Exercise description:
Transcribe every line exactly and omit anything that is a picture.

■ ■ ■ ■ ■ ■ ■

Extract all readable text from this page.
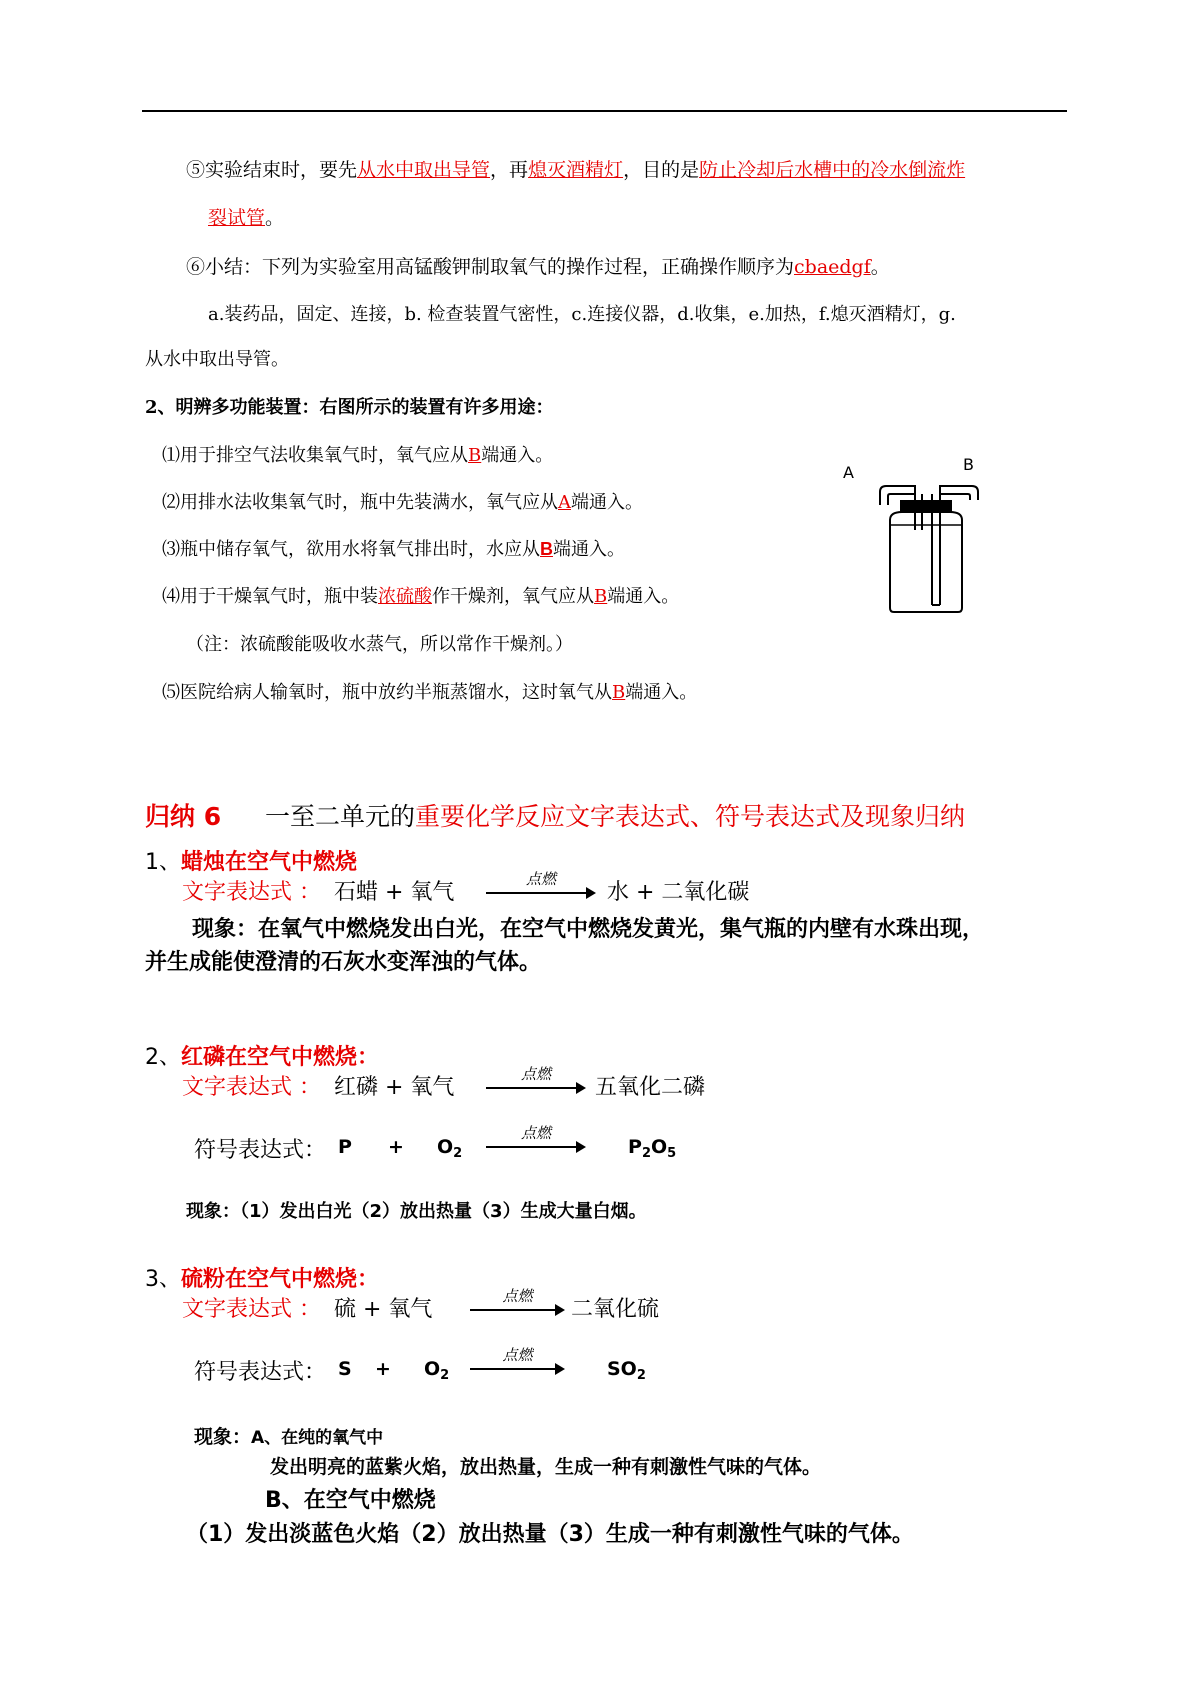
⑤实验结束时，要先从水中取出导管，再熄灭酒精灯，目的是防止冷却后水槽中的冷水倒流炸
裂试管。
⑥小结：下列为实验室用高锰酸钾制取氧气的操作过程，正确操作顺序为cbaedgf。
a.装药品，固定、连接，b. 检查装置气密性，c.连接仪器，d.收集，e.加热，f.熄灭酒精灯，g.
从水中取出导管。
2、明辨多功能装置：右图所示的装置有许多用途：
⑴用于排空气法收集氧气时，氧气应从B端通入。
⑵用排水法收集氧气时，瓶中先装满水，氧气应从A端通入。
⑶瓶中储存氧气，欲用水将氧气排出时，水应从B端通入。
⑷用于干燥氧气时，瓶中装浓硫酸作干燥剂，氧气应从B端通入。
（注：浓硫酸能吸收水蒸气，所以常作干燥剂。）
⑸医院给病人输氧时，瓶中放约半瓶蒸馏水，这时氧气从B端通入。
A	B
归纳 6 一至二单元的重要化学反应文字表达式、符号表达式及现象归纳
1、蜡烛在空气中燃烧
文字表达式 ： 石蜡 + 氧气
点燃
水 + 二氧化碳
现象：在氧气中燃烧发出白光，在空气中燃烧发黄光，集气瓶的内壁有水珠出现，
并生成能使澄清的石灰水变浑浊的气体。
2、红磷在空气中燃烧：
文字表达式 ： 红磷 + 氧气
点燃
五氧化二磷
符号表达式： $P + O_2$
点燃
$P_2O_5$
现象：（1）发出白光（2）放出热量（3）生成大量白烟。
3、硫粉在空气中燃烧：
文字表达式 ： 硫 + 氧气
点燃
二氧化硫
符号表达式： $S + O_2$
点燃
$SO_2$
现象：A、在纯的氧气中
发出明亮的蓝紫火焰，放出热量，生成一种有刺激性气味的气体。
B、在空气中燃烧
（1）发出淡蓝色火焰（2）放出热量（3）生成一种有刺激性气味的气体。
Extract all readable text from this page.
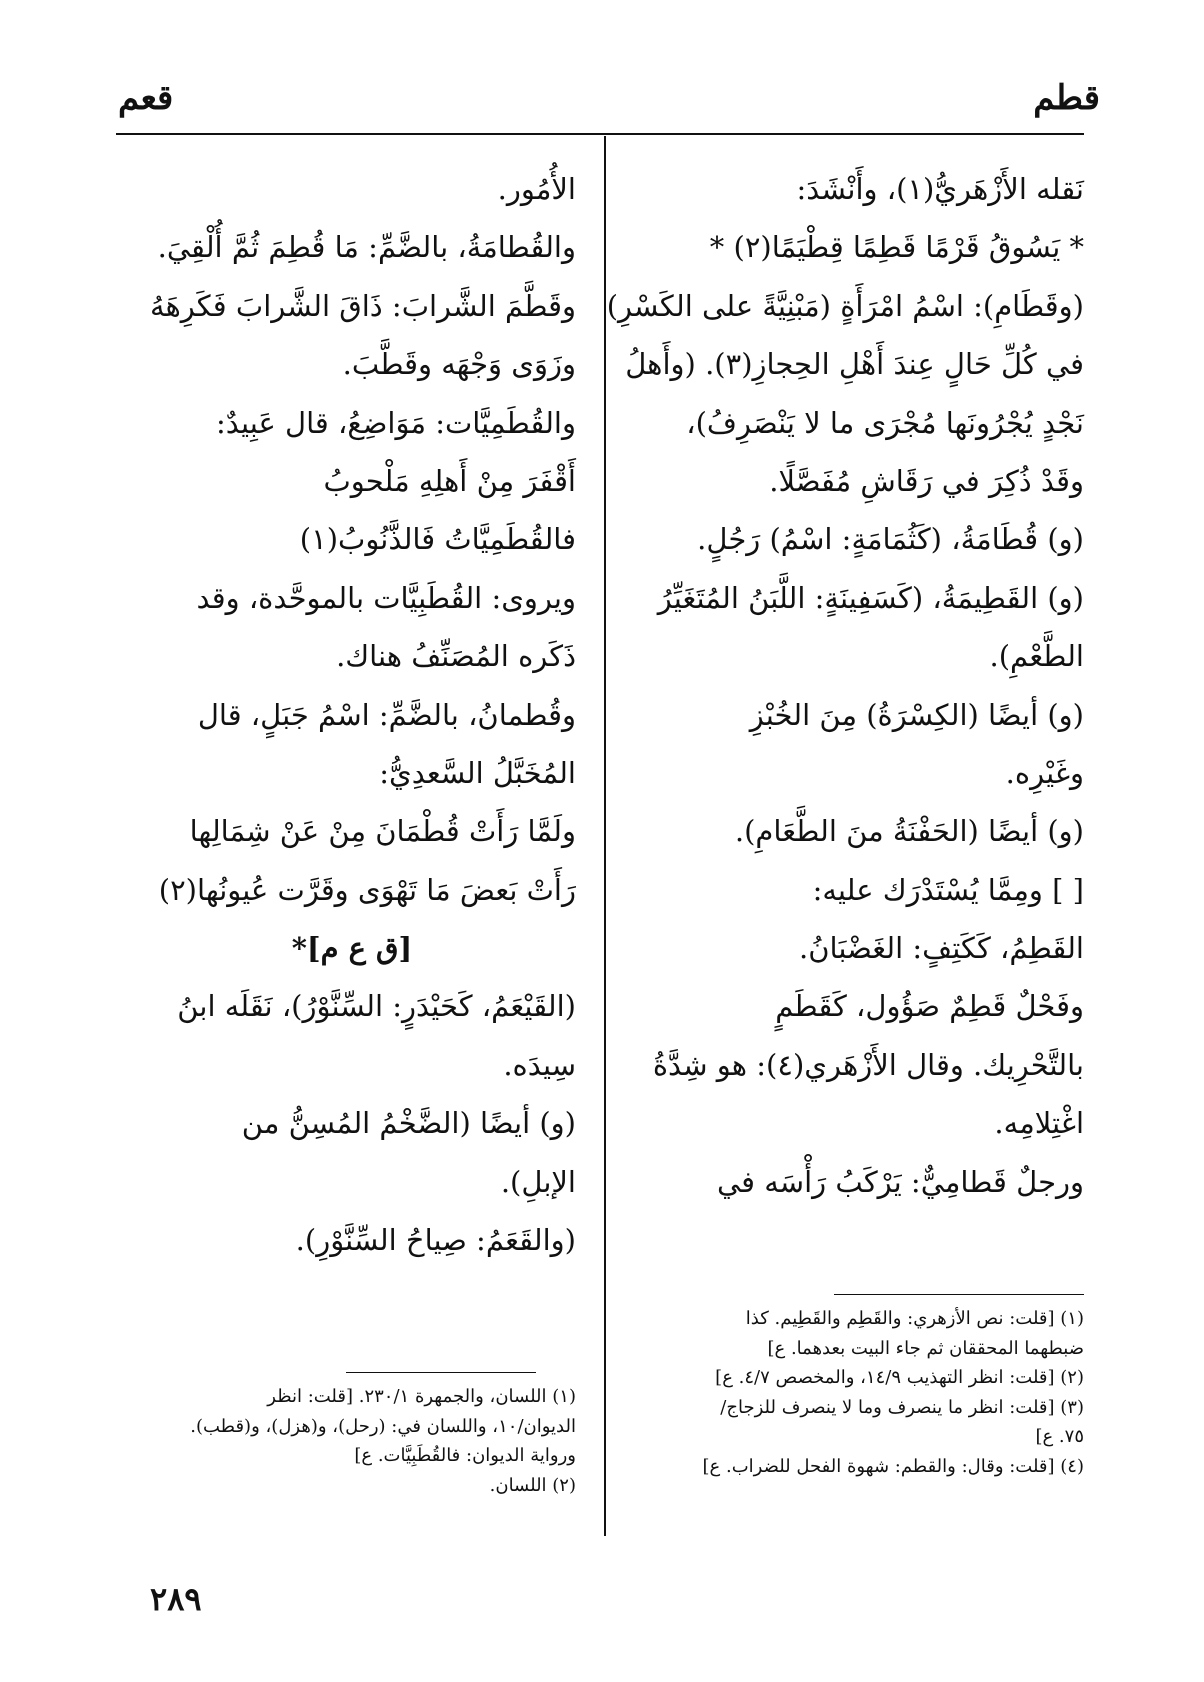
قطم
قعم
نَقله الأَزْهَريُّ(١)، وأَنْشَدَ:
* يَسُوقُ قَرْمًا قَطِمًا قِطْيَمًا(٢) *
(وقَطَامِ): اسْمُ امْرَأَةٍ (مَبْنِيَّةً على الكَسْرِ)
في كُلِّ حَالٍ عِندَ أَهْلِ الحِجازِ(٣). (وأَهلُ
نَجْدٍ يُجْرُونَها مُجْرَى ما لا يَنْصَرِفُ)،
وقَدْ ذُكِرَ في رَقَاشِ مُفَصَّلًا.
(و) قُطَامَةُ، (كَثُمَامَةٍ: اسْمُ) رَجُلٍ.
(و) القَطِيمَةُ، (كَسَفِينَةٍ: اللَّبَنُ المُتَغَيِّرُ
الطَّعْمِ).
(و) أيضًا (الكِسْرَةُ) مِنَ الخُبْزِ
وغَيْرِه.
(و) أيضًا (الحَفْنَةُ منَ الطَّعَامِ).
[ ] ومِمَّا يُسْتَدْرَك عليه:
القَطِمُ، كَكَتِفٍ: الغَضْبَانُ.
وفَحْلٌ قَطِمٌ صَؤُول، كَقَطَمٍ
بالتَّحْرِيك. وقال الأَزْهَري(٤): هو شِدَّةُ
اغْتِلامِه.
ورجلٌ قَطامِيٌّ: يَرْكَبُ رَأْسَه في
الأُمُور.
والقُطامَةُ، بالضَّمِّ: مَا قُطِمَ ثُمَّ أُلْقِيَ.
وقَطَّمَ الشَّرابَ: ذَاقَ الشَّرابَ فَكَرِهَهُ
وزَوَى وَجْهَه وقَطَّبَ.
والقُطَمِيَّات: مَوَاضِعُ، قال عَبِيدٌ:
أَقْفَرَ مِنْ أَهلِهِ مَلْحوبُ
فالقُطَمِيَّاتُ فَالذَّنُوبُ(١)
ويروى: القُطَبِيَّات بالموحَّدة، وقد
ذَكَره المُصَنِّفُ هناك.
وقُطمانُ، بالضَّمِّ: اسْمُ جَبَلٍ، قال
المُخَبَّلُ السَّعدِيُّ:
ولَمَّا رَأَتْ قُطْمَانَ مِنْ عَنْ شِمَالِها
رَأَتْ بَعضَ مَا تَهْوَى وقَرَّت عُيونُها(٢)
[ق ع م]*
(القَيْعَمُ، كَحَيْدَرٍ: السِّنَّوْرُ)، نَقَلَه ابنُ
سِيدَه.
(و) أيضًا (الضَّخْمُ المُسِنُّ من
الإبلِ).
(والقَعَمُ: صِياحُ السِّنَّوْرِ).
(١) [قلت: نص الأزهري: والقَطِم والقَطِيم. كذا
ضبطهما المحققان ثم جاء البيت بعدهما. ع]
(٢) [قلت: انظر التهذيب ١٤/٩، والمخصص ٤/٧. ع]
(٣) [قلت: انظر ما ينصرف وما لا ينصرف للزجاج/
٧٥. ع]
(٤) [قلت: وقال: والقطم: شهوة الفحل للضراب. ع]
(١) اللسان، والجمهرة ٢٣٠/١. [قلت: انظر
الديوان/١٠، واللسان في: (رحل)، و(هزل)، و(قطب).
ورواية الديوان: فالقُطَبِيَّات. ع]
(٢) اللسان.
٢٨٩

■ ■ ■ ■ ■ ■ ■

Full output:
Extract all readable text from this page.
⑤实验结束时，要先从水中取出导管，再熄灭酒精灯，目的是防止冷却后水槽中的冷水倒流炸
裂试管。
⑥小结：下列为实验室用高锰酸钾制取氧气的操作过程，正确操作顺序为cbaedgf。
a.装药品，固定、连接，b. 检查装置气密性，c.连接仪器，d.收集，e.加热，f.熄灭酒精灯，g.
从水中取出导管。
2、明辨多功能装置：右图所示的装置有许多用途：
⑴用于排空气法收集氧气时，氧气应从B端通入。
⑵用排水法收集氧气时，瓶中先装满水，氧气应从A端通入。
⑶瓶中储存氧气，欲用水将氧气排出时，水应从B端通入。
⑷用于干燥氧气时，瓶中装浓硫酸作干燥剂，氧气应从B端通入。
（注：浓硫酸能吸收水蒸气，所以常作干燥剂。）
⑸医院给病人输氧时，瓶中放约半瓶蒸馏水，这时氧气从B端通入。
A	B
归纳 6 一至二单元的重要化学反应文字表达式、符号表达式及现象归纳
1、蜡烛在空气中燃烧
文字表达式 ： 石蜡 + 氧气
点燃
水 + 二氧化碳
现象：在氧气中燃烧发出白光，在空气中燃烧发黄光，集气瓶的内壁有水珠出现，
并生成能使澄清的石灰水变浑浊的气体。
2、红磷在空气中燃烧：
文字表达式 ： 红磷 + 氧气
点燃
五氧化二磷
符号表达式： $P + O_2$
点燃
$P_2O_5$
现象：（1）发出白光（2）放出热量（3）生成大量白烟。
3、硫粉在空气中燃烧：
文字表达式 ： 硫 + 氧气
点燃
二氧化硫
符号表达式： $S + O_2$
点燃
$SO_2$
现象：A、在纯的氧气中
发出明亮的蓝紫火焰，放出热量，生成一种有刺激性气味的气体。
B、在空气中燃烧
（1）发出淡蓝色火焰（2）放出热量（3）生成一种有刺激性气味的气体。
Extract all readable text from this page.
قطم
قعم
نَقله الأَزْهَريُّ(١)، وأَنْشَدَ:
* يَسُوقُ قَرْمًا قَطِمًا قِطْيَمًا(٢) *
(وقَطَامِ): اسْمُ امْرَأَةٍ (مَبْنِيَّةً على الكَسْرِ)
في كُلِّ حَالٍ عِندَ أَهْلِ الحِجازِ(٣). (وأَهلُ
نَجْدٍ يُجْرُونَها مُجْرَى ما لا يَنْصَرِفُ)،
وقَدْ ذُكِرَ في رَقَاشِ مُفَصَّلًا.
(و) قُطَامَةُ، (كَثُمَامَةٍ: اسْمُ) رَجُلٍ.
(و) القَطِيمَةُ، (كَسَفِينَةٍ: اللَّبَنُ المُتَغَيِّرُ
الطَّعْمِ).
(و) أيضًا (الكِسْرَةُ) مِنَ الخُبْزِ
وغَيْرِه.
(و) أيضًا (الحَفْنَةُ منَ الطَّعَامِ).
[ ] ومِمَّا يُسْتَدْرَك عليه:
القَطِمُ، كَكَتِفٍ: الغَضْبَانُ.
وفَحْلٌ قَطِمٌ صَؤُول، كَقَطَمٍ
بالتَّحْرِيك. وقال الأَزْهَري(٤): هو شِدَّةُ
اغْتِلامِه.
ورجلٌ قَطامِيٌّ: يَرْكَبُ رَأْسَه في
الأُمُور.
والقُطامَةُ، بالضَّمِّ: مَا قُطِمَ ثُمَّ أُلْقِيَ.
وقَطَّمَ الشَّرابَ: ذَاقَ الشَّرابَ فَكَرِهَهُ
وزَوَى وَجْهَه وقَطَّبَ.
والقُطَمِيَّات: مَوَاضِعُ، قال عَبِيدٌ:
أَقْفَرَ مِنْ أَهلِهِ مَلْحوبُ
فالقُطَمِيَّاتُ فَالذَّنُوبُ(١)
ويروى: القُطَبِيَّات بالموحَّدة، وقد
ذَكَره المُصَنِّفُ هناك.
وقُطمانُ، بالضَّمِّ: اسْمُ جَبَلٍ، قال
المُخَبَّلُ السَّعدِيُّ:
ولَمَّا رَأَتْ قُطْمَانَ مِنْ عَنْ شِمَالِها
رَأَتْ بَعضَ مَا تَهْوَى وقَرَّت عُيونُها(٢)
[ق ع م]*
(القَيْعَمُ، كَحَيْدَرٍ: السِّنَّوْرُ)، نَقَلَه ابنُ
سِيدَه.
(و) أيضًا (الضَّخْمُ المُسِنُّ من
الإبلِ).
(والقَعَمُ: صِياحُ السِّنَّوْرِ).
(١) [قلت: نص الأزهري: والقَطِم والقَطِيم. كذا
ضبطهما المحققان ثم جاء البيت بعدهما. ع]
(٢) [قلت: انظر التهذيب ١٤/٩، والمخصص ٤/٧. ع]
(٣) [قلت: انظر ما ينصرف وما لا ينصرف للزجاج/
٧٥. ع]
(٤) [قلت: وقال: والقطم: شهوة الفحل للضراب. ع]
(١) اللسان، والجمهرة ٢٣٠/١. [قلت: انظر
الديوان/١٠، واللسان في: (رحل)، و(هزل)، و(قطب).
ورواية الديوان: فالقُطَبِيَّات. ع]
(٢) اللسان.
٢٨٩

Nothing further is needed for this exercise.